Dataset items:
......

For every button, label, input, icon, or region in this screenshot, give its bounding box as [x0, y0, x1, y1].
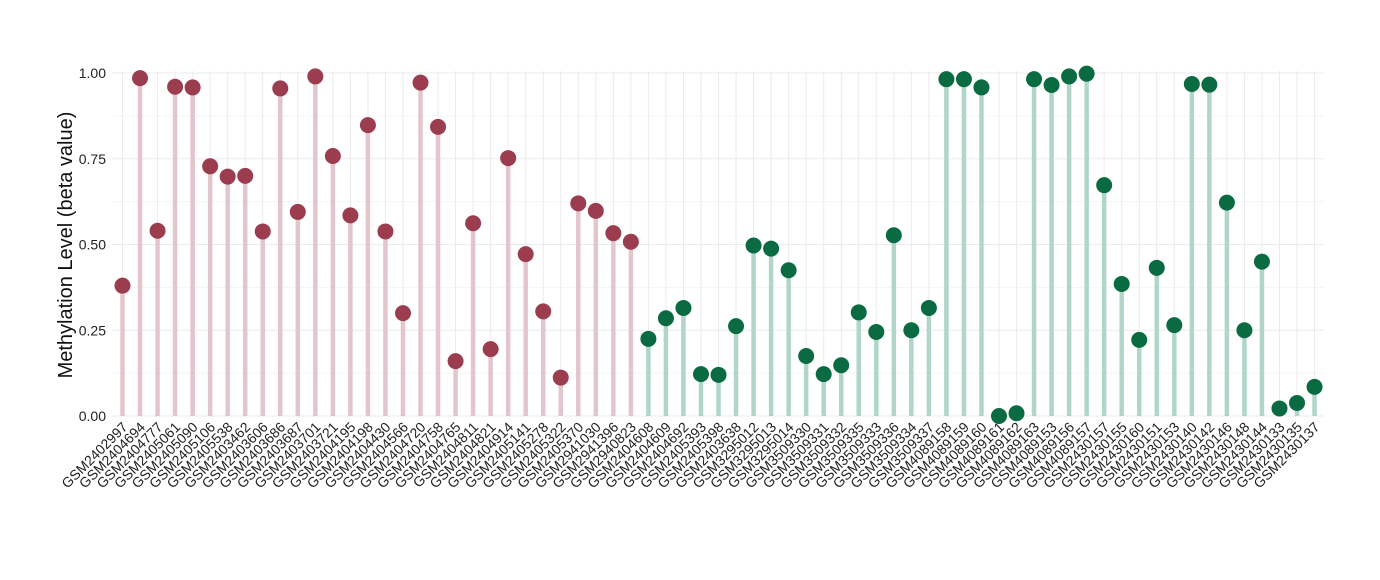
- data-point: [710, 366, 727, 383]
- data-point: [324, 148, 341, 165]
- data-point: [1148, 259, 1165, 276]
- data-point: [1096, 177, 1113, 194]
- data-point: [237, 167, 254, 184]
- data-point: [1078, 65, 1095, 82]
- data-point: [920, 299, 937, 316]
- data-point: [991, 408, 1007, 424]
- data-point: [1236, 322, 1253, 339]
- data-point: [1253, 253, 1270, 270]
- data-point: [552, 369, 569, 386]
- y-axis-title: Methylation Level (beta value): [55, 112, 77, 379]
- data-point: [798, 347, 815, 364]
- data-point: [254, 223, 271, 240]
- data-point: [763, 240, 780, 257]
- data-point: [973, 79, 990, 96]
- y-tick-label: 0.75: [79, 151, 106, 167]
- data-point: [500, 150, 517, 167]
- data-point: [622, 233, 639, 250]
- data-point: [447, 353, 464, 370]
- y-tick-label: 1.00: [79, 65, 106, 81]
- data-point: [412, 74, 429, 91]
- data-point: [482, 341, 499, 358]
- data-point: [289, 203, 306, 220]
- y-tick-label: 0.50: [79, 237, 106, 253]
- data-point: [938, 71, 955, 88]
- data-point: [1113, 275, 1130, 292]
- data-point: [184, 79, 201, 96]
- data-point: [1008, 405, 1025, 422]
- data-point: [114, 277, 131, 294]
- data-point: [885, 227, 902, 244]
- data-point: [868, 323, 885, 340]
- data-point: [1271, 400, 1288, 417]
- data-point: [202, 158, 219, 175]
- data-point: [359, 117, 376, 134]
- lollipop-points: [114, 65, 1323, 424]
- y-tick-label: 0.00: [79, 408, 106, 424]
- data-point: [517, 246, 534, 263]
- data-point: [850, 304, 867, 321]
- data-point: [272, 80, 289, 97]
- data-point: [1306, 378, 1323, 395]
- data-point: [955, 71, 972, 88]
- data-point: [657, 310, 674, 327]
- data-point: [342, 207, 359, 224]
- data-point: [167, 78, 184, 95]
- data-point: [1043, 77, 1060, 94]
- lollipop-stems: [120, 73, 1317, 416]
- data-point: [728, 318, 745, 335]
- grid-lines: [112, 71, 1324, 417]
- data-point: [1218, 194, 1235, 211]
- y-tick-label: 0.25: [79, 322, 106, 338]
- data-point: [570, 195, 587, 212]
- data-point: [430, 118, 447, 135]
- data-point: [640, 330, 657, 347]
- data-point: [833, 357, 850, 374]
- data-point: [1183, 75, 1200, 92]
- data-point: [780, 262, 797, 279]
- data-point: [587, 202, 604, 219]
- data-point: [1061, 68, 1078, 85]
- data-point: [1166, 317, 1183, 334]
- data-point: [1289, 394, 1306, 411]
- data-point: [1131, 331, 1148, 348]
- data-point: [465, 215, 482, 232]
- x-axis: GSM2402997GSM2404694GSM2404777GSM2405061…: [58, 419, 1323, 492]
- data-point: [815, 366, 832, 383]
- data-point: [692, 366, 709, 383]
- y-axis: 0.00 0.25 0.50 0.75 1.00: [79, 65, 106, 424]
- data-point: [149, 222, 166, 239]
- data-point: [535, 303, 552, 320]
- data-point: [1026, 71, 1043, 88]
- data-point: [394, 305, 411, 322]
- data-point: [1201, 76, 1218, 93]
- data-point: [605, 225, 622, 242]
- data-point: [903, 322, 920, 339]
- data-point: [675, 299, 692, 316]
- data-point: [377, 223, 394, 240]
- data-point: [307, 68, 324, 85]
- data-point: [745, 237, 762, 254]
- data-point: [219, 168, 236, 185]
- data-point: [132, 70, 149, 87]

......

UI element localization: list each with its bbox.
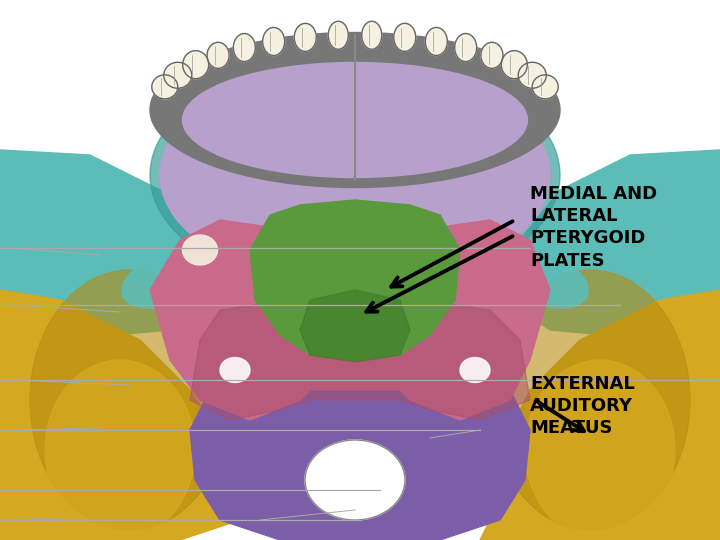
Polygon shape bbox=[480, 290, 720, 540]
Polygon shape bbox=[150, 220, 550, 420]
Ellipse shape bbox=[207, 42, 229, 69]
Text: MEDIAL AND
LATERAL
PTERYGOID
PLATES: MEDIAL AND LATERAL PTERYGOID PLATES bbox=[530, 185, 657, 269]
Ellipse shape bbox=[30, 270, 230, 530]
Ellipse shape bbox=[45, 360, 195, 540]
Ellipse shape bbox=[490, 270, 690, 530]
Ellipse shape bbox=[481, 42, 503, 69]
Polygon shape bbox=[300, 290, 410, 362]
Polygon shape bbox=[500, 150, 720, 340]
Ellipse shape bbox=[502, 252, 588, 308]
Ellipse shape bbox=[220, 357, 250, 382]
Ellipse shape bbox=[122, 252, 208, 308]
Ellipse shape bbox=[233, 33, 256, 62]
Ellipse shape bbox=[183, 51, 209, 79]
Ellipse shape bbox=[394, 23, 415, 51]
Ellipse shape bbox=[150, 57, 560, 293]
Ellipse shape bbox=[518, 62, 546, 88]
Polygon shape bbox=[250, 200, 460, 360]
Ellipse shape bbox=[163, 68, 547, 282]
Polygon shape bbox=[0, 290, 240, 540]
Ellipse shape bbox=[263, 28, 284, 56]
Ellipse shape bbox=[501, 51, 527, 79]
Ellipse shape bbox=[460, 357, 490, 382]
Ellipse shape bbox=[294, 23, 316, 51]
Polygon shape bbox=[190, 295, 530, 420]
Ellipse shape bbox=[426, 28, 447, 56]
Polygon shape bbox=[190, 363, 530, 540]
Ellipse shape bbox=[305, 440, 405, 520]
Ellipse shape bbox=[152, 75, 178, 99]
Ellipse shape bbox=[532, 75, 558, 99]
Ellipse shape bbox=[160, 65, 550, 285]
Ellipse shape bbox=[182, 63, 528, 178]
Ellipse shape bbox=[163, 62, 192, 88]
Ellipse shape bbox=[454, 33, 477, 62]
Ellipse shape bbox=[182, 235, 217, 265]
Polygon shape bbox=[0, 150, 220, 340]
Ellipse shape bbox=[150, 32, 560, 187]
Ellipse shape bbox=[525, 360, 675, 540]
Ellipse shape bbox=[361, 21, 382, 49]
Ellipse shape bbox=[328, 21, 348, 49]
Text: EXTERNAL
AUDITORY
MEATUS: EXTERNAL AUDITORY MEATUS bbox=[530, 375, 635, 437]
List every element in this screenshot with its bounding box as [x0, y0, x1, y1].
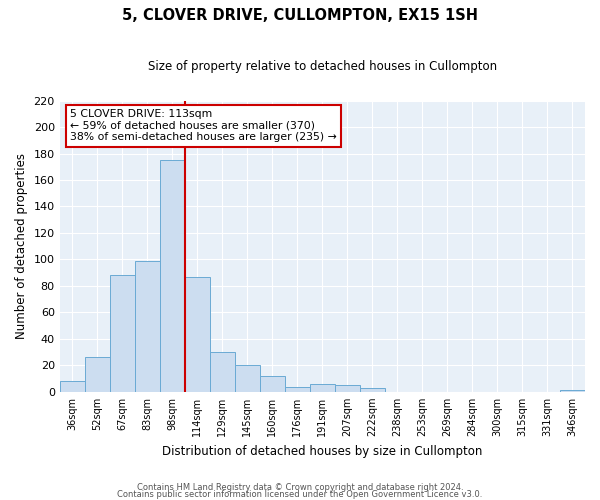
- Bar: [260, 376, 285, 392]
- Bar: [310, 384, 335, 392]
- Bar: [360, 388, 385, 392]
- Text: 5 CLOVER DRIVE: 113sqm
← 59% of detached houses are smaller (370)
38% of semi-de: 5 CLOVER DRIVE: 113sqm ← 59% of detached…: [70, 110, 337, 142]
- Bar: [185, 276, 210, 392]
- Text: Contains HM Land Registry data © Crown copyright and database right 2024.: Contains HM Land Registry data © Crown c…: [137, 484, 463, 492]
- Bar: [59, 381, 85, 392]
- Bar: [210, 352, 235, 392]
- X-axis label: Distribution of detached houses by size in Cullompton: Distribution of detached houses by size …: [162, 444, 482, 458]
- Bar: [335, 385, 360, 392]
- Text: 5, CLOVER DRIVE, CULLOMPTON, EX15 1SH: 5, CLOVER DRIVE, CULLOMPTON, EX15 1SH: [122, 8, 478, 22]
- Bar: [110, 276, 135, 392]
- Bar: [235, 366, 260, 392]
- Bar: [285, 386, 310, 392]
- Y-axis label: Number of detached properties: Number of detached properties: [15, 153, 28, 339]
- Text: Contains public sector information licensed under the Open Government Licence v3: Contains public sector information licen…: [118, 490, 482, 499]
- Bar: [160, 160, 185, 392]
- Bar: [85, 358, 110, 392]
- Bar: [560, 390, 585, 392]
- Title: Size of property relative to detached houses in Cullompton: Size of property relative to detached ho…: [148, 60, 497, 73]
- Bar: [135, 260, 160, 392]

......

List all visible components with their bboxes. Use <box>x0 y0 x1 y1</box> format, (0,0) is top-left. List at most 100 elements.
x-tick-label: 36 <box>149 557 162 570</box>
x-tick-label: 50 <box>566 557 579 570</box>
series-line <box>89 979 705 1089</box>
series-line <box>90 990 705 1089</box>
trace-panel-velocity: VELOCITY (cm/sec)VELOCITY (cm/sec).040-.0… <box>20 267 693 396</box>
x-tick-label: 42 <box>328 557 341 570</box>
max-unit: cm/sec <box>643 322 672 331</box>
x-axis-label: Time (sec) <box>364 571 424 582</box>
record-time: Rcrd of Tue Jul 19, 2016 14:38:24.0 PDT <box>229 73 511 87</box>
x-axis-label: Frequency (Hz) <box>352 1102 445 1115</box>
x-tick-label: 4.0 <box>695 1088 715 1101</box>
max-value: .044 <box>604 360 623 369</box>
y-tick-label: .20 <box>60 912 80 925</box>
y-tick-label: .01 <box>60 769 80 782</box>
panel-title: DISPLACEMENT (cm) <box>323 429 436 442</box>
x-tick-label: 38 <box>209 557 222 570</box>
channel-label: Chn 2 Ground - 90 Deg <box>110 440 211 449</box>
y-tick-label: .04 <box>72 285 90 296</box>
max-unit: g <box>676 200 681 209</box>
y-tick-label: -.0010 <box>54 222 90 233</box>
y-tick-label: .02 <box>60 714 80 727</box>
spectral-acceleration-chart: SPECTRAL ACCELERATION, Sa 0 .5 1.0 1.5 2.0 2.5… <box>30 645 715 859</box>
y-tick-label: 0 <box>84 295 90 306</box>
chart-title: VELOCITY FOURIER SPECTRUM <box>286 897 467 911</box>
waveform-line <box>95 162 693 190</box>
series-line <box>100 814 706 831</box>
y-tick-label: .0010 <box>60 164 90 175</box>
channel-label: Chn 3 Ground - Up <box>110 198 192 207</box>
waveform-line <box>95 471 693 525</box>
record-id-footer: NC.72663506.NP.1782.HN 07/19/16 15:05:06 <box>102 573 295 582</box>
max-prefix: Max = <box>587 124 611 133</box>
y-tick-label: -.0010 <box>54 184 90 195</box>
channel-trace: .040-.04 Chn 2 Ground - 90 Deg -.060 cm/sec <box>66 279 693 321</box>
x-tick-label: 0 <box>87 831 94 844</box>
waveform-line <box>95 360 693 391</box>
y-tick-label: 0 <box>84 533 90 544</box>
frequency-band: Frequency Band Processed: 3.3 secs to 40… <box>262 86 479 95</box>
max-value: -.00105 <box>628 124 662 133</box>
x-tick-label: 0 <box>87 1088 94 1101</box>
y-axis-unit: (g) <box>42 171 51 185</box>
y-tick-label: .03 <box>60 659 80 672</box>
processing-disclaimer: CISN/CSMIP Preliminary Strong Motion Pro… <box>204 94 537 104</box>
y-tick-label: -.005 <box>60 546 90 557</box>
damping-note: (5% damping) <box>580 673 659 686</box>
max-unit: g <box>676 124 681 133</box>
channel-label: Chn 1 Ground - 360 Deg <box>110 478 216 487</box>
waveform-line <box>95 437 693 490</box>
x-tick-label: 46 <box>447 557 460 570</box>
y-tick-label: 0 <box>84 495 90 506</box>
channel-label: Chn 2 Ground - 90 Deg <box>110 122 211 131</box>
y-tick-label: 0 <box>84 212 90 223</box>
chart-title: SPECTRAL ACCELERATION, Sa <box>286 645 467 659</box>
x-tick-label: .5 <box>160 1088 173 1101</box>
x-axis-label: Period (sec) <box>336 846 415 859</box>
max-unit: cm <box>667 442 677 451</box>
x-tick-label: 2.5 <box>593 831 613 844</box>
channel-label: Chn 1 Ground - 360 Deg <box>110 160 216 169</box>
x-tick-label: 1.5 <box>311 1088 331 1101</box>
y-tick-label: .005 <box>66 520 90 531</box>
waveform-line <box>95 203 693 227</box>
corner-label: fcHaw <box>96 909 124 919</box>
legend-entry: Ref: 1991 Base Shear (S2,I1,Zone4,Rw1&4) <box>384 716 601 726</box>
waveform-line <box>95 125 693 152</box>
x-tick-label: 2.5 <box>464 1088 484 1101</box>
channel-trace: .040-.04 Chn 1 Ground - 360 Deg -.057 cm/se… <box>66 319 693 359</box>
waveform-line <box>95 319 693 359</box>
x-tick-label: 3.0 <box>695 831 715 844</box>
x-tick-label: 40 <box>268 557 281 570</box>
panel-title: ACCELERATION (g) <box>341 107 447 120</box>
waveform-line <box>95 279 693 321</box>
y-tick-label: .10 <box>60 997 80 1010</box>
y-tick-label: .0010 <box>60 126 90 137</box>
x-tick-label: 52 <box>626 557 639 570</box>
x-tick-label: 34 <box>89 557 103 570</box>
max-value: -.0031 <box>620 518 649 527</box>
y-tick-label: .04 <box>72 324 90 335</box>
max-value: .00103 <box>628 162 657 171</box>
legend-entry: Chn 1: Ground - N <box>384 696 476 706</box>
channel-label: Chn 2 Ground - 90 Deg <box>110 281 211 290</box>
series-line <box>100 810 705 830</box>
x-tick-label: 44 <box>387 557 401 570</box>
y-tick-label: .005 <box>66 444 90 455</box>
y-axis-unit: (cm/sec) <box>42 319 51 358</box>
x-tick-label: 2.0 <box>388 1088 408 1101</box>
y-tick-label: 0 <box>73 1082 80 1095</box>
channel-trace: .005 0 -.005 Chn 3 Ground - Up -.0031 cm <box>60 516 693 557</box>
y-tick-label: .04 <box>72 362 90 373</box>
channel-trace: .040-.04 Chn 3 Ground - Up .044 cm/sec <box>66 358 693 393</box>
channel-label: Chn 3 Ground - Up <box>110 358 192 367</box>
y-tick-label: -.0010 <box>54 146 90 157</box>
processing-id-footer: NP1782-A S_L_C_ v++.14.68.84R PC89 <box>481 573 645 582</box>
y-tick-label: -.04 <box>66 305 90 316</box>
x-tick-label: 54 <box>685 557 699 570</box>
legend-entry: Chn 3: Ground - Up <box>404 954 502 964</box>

......

Rewrite the entries that start at the line containing "Polygon shape bbox=[480, 290, 720, 540]" and end at the line containing "Ellipse shape bbox=[163, 62, 192, 88]", replacing "Polygon" with "Polyline" and leaving everything else unchanged.

Polyline shape bbox=[480, 290, 720, 540]
Polyline shape bbox=[150, 220, 550, 420]
Ellipse shape bbox=[207, 42, 229, 69]
Text: MEDIAL AND
LATERAL
PTERYGOID
PLATES: MEDIAL AND LATERAL PTERYGOID PLATES bbox=[530, 185, 657, 269]
Ellipse shape bbox=[30, 270, 230, 530]
Ellipse shape bbox=[45, 360, 195, 540]
Ellipse shape bbox=[490, 270, 690, 530]
Ellipse shape bbox=[481, 42, 503, 69]
Polyline shape bbox=[300, 290, 410, 362]
Polyline shape bbox=[500, 150, 720, 340]
Ellipse shape bbox=[502, 252, 588, 308]
Ellipse shape bbox=[220, 357, 250, 382]
Ellipse shape bbox=[122, 252, 208, 308]
Ellipse shape bbox=[233, 33, 256, 62]
Ellipse shape bbox=[183, 51, 209, 79]
Ellipse shape bbox=[394, 23, 415, 51]
Ellipse shape bbox=[150, 57, 560, 293]
Ellipse shape bbox=[518, 62, 546, 88]
Polyline shape bbox=[250, 200, 460, 360]
Ellipse shape bbox=[163, 68, 547, 282]
Polyline shape bbox=[0, 290, 240, 540]
Ellipse shape bbox=[263, 28, 284, 56]
Ellipse shape bbox=[501, 51, 527, 79]
Ellipse shape bbox=[460, 357, 490, 382]
Ellipse shape bbox=[294, 23, 316, 51]
Polyline shape bbox=[190, 295, 530, 420]
Ellipse shape bbox=[426, 28, 447, 56]
Polyline shape bbox=[190, 363, 530, 540]
Ellipse shape bbox=[305, 440, 405, 520]
Ellipse shape bbox=[152, 75, 178, 99]
Ellipse shape bbox=[532, 75, 558, 99]
Ellipse shape bbox=[160, 65, 550, 285]
Ellipse shape bbox=[182, 63, 528, 178]
Ellipse shape bbox=[163, 62, 192, 88]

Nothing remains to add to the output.